Task |
Reproduce all of the listing below without alteration.

-------

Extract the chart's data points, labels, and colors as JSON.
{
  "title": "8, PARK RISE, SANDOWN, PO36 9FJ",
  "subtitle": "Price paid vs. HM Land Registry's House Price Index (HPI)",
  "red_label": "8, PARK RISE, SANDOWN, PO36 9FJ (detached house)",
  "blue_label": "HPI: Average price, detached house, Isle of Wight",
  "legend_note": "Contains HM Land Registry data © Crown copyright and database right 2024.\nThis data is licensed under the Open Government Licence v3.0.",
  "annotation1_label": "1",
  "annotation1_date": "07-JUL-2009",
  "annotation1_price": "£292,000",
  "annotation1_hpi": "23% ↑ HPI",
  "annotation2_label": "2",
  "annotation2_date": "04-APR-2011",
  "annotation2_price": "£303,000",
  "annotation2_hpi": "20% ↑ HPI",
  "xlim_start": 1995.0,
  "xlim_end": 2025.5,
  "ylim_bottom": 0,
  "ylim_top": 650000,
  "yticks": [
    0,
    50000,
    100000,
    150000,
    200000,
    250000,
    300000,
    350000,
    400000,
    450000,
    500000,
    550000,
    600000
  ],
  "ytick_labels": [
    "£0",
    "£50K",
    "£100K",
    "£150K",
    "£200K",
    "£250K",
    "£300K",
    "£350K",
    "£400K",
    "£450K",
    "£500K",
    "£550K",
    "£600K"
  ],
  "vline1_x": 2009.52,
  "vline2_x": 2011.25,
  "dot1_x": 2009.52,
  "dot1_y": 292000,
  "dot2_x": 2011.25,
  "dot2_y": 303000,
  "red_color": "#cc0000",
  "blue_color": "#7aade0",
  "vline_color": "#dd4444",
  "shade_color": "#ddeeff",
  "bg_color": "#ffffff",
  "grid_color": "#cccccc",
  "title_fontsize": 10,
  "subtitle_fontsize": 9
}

-------

Problem solution |
Extract the chart's data points, labels, and colors as JSON.
{
  "title": "8, PARK RISE, SANDOWN, PO36 9FJ",
  "subtitle": "Price paid vs. HM Land Registry's House Price Index (HPI)",
  "red_label": "8, PARK RISE, SANDOWN, PO36 9FJ (detached house)",
  "blue_label": "HPI: Average price, detached house, Isle of Wight",
  "legend_note": "Contains HM Land Registry data © Crown copyright and database right 2024.\nThis data is licensed under the Open Government Licence v3.0.",
  "annotation1_label": "1",
  "annotation1_date": "07-JUL-2009",
  "annotation1_price": "£292,000",
  "annotation1_hpi": "23% ↑ HPI",
  "annotation2_label": "2",
  "annotation2_date": "04-APR-2011",
  "annotation2_price": "£303,000",
  "annotation2_hpi": "20% ↑ HPI",
  "xlim_start": 1995.0,
  "xlim_end": 2025.5,
  "ylim_bottom": 0,
  "ylim_top": 650000,
  "yticks": [
    0,
    50000,
    100000,
    150000,
    200000,
    250000,
    300000,
    350000,
    400000,
    450000,
    500000,
    550000,
    600000
  ],
  "ytick_labels": [
    "£0",
    "£50K",
    "£100K",
    "£150K",
    "£200K",
    "£250K",
    "£300K",
    "£350K",
    "£400K",
    "£450K",
    "£500K",
    "£550K",
    "£600K"
  ],
  "vline1_x": 2009.52,
  "vline2_x": 2011.25,
  "dot1_x": 2009.52,
  "dot1_y": 292000,
  "dot2_x": 2011.25,
  "dot2_y": 303000,
  "red_color": "#cc0000",
  "blue_color": "#7aade0",
  "vline_color": "#dd4444",
  "shade_color": "#ddeeff",
  "bg_color": "#ffffff",
  "grid_color": "#cccccc",
  "title_fontsize": 10,
  "subtitle_fontsize": 9
}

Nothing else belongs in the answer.